::: Entries supplied
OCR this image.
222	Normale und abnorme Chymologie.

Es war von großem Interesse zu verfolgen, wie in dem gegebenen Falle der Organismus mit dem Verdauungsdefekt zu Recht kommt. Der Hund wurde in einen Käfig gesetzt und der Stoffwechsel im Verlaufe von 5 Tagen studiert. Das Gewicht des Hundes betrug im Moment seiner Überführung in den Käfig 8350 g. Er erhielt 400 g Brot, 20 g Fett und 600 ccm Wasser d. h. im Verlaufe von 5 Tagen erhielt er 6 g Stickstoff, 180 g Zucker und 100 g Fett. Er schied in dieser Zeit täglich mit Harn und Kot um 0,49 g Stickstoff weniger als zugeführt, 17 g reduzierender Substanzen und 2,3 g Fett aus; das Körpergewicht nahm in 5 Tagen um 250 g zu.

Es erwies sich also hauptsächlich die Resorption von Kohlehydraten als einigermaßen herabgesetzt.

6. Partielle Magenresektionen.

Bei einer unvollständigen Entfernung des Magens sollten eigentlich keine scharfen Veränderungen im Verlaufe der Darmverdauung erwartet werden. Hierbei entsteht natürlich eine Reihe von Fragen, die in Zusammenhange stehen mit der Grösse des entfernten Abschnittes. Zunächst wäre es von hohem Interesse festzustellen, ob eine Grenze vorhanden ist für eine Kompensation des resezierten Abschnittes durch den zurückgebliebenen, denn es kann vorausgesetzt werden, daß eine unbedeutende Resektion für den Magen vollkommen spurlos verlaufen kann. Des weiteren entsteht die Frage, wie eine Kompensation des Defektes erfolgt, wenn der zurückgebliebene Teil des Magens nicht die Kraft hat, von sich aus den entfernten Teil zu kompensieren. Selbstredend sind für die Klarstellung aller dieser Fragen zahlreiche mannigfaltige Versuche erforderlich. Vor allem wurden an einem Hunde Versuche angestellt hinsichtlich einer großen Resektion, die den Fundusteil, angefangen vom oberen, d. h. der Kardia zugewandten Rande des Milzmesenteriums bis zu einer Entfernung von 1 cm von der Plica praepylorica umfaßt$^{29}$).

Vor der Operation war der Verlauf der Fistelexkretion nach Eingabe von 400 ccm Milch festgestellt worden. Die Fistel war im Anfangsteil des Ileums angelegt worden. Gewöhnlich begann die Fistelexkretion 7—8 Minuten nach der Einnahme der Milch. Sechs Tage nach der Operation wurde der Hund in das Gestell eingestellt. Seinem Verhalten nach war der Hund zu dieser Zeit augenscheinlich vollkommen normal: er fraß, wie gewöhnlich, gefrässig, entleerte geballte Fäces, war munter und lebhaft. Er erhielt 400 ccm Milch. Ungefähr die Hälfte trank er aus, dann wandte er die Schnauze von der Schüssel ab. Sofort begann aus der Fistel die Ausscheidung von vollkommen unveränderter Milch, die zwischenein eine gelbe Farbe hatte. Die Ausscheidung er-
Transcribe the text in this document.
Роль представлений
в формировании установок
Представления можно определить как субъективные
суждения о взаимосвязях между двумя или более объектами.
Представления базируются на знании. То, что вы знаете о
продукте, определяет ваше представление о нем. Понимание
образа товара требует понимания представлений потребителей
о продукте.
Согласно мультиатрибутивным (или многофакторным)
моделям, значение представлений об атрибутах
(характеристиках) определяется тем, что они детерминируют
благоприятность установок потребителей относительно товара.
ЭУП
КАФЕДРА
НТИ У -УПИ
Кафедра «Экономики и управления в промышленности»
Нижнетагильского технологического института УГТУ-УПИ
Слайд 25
::::::
- Set problem -
Copy out each line of the records where the string "this" appears.

- The output -
OCR this image.
Transcribe the text in this document.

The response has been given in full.